All records are to be retyped faithfully and completely.

§ Data provided
..............................
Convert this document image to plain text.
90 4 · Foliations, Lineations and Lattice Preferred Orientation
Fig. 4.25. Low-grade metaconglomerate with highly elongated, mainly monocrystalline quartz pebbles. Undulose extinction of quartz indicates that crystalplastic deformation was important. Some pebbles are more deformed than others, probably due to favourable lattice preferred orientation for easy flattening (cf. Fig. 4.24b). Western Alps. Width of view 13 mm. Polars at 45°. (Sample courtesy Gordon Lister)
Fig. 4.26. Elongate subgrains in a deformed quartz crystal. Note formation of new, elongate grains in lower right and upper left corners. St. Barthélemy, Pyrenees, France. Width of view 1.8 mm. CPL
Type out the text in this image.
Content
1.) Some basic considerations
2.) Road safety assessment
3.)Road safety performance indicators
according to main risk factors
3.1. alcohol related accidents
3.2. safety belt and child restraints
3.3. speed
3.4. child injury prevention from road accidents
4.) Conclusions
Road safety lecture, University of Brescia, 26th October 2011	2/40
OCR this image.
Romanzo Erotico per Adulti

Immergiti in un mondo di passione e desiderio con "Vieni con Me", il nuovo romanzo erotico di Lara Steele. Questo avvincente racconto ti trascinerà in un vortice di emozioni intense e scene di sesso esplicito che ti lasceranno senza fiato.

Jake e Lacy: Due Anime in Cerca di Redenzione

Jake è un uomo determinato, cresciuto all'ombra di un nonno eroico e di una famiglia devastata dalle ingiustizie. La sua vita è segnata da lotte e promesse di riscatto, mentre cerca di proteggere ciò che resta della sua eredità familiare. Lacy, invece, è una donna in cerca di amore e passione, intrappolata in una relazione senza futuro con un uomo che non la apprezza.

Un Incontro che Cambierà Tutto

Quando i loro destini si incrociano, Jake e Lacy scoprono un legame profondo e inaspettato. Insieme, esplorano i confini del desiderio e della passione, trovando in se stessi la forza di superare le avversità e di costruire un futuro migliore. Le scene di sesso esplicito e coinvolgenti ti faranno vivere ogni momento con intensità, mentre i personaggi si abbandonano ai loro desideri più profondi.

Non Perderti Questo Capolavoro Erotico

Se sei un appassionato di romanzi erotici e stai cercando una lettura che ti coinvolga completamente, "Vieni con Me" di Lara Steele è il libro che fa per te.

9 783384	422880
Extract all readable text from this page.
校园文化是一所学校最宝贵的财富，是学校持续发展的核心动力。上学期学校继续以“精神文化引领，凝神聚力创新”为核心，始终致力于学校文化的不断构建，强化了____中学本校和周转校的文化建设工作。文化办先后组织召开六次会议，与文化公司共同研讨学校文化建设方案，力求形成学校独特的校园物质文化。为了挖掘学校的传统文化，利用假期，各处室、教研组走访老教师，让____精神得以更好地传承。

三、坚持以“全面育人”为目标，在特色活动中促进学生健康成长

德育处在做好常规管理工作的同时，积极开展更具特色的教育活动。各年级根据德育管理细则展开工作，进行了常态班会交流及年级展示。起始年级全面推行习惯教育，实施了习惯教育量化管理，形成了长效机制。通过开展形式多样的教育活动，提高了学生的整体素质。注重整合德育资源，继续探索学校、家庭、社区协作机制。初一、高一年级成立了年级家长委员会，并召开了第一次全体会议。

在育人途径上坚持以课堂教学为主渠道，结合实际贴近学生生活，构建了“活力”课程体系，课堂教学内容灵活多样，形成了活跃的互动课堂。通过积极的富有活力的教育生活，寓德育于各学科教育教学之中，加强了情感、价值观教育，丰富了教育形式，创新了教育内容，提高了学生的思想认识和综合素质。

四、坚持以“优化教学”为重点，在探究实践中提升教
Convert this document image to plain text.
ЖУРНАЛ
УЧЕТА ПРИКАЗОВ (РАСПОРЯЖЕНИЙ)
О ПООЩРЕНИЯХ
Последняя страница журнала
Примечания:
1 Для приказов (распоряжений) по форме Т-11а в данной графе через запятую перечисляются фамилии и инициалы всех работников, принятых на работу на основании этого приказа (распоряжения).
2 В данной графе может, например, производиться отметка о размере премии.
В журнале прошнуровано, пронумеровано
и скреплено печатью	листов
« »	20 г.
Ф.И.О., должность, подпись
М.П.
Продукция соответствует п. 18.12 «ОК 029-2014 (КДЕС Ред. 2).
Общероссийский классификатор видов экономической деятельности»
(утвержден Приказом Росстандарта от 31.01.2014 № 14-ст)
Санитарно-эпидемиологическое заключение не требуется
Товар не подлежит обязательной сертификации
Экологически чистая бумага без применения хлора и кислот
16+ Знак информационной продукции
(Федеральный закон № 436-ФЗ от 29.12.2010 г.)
..............................
§ The solution
Convert this document image to plain text.
90 4 · Foliations, Lineations and Lattice Preferred Orientation
Fig. 4.25. Low-grade metaconglomerate with highly elongated, mainly monocrystalline quartz pebbles. Undulose extinction of quartz indicates that crystalplastic deformation was important. Some pebbles are more deformed than others, probably due to favourable lattice preferred orientation for easy flattening (cf. Fig. 4.24b). Western Alps. Width of view 13 mm. Polars at 45°. (Sample courtesy Gordon Lister)
Fig. 4.26. Elongate subgrains in a deformed quartz crystal. Note formation of new, elongate grains in lower right and upper left corners. St. Barthélemy, Pyrenees, France. Width of view 1.8 mm. CPL
Type out the text in this image.
Content
1.) Some basic considerations
2.) Road safety assessment
3.)Road safety performance indicators
according to main risk factors
3.1. alcohol related accidents
3.2. safety belt and child restraints
3.3. speed
3.4. child injury prevention from road accidents
4.) Conclusions
Road safety lecture, University of Brescia, 26th October 2011	2/40
OCR this image.
Romanzo Erotico per Adulti

Immergiti in un mondo di passione e desiderio con "Vieni con Me", il nuovo romanzo erotico di Lara Steele. Questo avvincente racconto ti trascinerà in un vortice di emozioni intense e scene di sesso esplicito che ti lasceranno senza fiato.

Jake e Lacy: Due Anime in Cerca di Redenzione

Jake è un uomo determinato, cresciuto all'ombra di un nonno eroico e di una famiglia devastata dalle ingiustizie. La sua vita è segnata da lotte e promesse di riscatto, mentre cerca di proteggere ciò che resta della sua eredità familiare. Lacy, invece, è una donna in cerca di amore e passione, intrappolata in una relazione senza futuro con un uomo che non la apprezza.

Un Incontro che Cambierà Tutto

Quando i loro destini si incrociano, Jake e Lacy scoprono un legame profondo e inaspettato. Insieme, esplorano i confini del desiderio e della passione, trovando in se stessi la forza di superare le avversità e di costruire un futuro migliore. Le scene di sesso esplicito e coinvolgenti ti faranno vivere ogni momento con intensità, mentre i personaggi si abbandonano ai loro desideri più profondi.

Non Perderti Questo Capolavoro Erotico

Se sei un appassionato di romanzi erotici e stai cercando una lettura che ti coinvolga completamente, "Vieni con Me" di Lara Steele è il libro che fa per te.

9 783384	422880
Extract all readable text from this page.
校园文化是一所学校最宝贵的财富，是学校持续发展的核心动力。上学期学校继续以“精神文化引领，凝神聚力创新”为核心，始终致力于学校文化的不断构建，强化了____中学本校和周转校的文化建设工作。文化办先后组织召开六次会议，与文化公司共同研讨学校文化建设方案，力求形成学校独特的校园物质文化。为了挖掘学校的传统文化，利用假期，各处室、教研组走访老教师，让____精神得以更好地传承。

三、坚持以“全面育人”为目标，在特色活动中促进学生健康成长

德育处在做好常规管理工作的同时，积极开展更具特色的教育活动。各年级根据德育管理细则展开工作，进行了常态班会交流及年级展示。起始年级全面推行习惯教育，实施了习惯教育量化管理，形成了长效机制。通过开展形式多样的教育活动，提高了学生的整体素质。注重整合德育资源，继续探索学校、家庭、社区协作机制。初一、高一年级成立了年级家长委员会，并召开了第一次全体会议。

在育人途径上坚持以课堂教学为主渠道，结合实际贴近学生生活，构建了“活力”课程体系，课堂教学内容灵活多样，形成了活跃的互动课堂。通过积极的富有活力的教育生活，寓德育于各学科教育教学之中，加强了情感、价值观教育，丰富了教育形式，创新了教育内容，提高了学生的思想认识和综合素质。

四、坚持以“优化教学”为重点，在探究实践中提升教
Convert this document image to plain text.
ЖУРНАЛ
УЧЕТА ПРИКАЗОВ (РАСПОРЯЖЕНИЙ)
О ПООЩРЕНИЯХ
Последняя страница журнала
Примечания:
1 Для приказов (распоряжений) по форме Т-11а в данной графе через запятую перечисляются фамилии и инициалы всех работников, принятых на работу на основании этого приказа (распоряжения).
2 В данной графе может, например, производиться отметка о размере премии.
В журнале прошнуровано, пронумеровано
и скреплено печатью	листов
« »	20 г.
Ф.И.О., должность, подпись
М.П.
Продукция соответствует п. 18.12 «ОК 029-2014 (КДЕС Ред. 2).
Общероссийский классификатор видов экономической деятельности»
(утвержден Приказом Росстандарта от 31.01.2014 № 14-ст)
Санитарно-эпидемиологическое заключение не требуется
Товар не подлежит обязательной сертификации
Экологически чистая бумага без применения хлора и кислот
16+ Знак информационной продукции
(Федеральный закон № 436-ФЗ от 29.12.2010 г.)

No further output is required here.